■ WHAT THIS TASK INVOLVES: Exactly as written, transcribe the lines that run from the one containing "Transcribe the text in this document." to the end of the records below.

— BEGIN —

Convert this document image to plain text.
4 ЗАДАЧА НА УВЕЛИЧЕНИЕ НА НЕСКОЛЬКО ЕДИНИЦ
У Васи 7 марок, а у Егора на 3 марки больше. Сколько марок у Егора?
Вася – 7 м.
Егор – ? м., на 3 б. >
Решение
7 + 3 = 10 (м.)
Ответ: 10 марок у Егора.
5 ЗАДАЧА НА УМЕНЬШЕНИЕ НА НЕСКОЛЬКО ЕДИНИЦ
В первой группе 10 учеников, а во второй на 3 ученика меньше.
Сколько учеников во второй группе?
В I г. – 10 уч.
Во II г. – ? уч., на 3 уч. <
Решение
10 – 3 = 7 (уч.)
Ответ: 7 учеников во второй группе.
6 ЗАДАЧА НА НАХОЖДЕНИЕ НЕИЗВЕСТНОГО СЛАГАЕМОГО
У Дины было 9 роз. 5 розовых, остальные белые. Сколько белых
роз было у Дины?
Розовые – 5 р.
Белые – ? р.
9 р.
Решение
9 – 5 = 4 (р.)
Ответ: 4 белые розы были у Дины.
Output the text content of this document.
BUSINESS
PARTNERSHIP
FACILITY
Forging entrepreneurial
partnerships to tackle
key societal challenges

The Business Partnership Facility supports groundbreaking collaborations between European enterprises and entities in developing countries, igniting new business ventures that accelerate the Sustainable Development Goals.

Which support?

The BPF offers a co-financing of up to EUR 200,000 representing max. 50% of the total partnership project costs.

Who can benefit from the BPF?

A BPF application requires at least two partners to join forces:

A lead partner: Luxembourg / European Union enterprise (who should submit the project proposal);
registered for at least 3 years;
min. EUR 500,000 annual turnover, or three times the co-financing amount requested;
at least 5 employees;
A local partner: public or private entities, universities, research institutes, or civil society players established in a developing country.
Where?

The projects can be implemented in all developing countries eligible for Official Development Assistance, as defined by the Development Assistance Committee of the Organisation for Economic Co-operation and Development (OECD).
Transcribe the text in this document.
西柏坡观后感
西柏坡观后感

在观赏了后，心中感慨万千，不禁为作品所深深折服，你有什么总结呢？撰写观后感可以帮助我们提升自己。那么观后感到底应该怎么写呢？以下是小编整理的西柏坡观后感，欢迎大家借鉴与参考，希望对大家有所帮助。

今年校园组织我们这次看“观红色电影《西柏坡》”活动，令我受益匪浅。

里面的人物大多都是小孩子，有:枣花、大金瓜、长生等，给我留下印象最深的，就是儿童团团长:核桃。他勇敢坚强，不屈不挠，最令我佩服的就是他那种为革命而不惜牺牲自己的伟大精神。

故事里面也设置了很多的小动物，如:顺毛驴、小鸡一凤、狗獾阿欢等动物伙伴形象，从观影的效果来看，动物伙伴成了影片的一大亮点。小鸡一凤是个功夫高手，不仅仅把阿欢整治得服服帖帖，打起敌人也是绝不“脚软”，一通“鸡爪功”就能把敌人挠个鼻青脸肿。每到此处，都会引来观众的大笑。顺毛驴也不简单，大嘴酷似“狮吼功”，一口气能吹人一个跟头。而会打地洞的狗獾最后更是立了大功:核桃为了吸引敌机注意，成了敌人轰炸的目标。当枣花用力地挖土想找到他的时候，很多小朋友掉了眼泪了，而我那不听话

— END —

■ ANSWER TO THIS PROBLEM:
Transcribe the text in this document.
西柏坡观后感
西柏坡观后感

在观赏了后，心中感慨万千，不禁为作品所深深折服，你有什么总结呢？撰写观后感可以帮助我们提升自己。那么观后感到底应该怎么写呢？以下是小编整理的西柏坡观后感，欢迎大家借鉴与参考，希望对大家有所帮助。

今年校园组织我们这次看“观红色电影《西柏坡》”活动，令我受益匪浅。

里面的人物大多都是小孩子，有:枣花、大金瓜、长生等，给我留下印象最深的，就是儿童团团长:核桃。他勇敢坚强，不屈不挠，最令我佩服的就是他那种为革命而不惜牺牲自己的伟大精神。

故事里面也设置了很多的小动物，如:顺毛驴、小鸡一凤、狗獾阿欢等动物伙伴形象，从观影的效果来看，动物伙伴成了影片的一大亮点。小鸡一凤是个功夫高手，不仅仅把阿欢整治得服服帖帖，打起敌人也是绝不“脚软”，一通“鸡爪功”就能把敌人挠个鼻青脸肿。每到此处，都会引来观众的大笑。顺毛驴也不简单，大嘴酷似“狮吼功”，一口气能吹人一个跟头。而会打地洞的狗獾最后更是立了大功:核桃为了吸引敌机注意，成了敌人轰炸的目标。当枣花用力地挖土想找到他的时候，很多小朋友掉了眼泪了，而我那不听话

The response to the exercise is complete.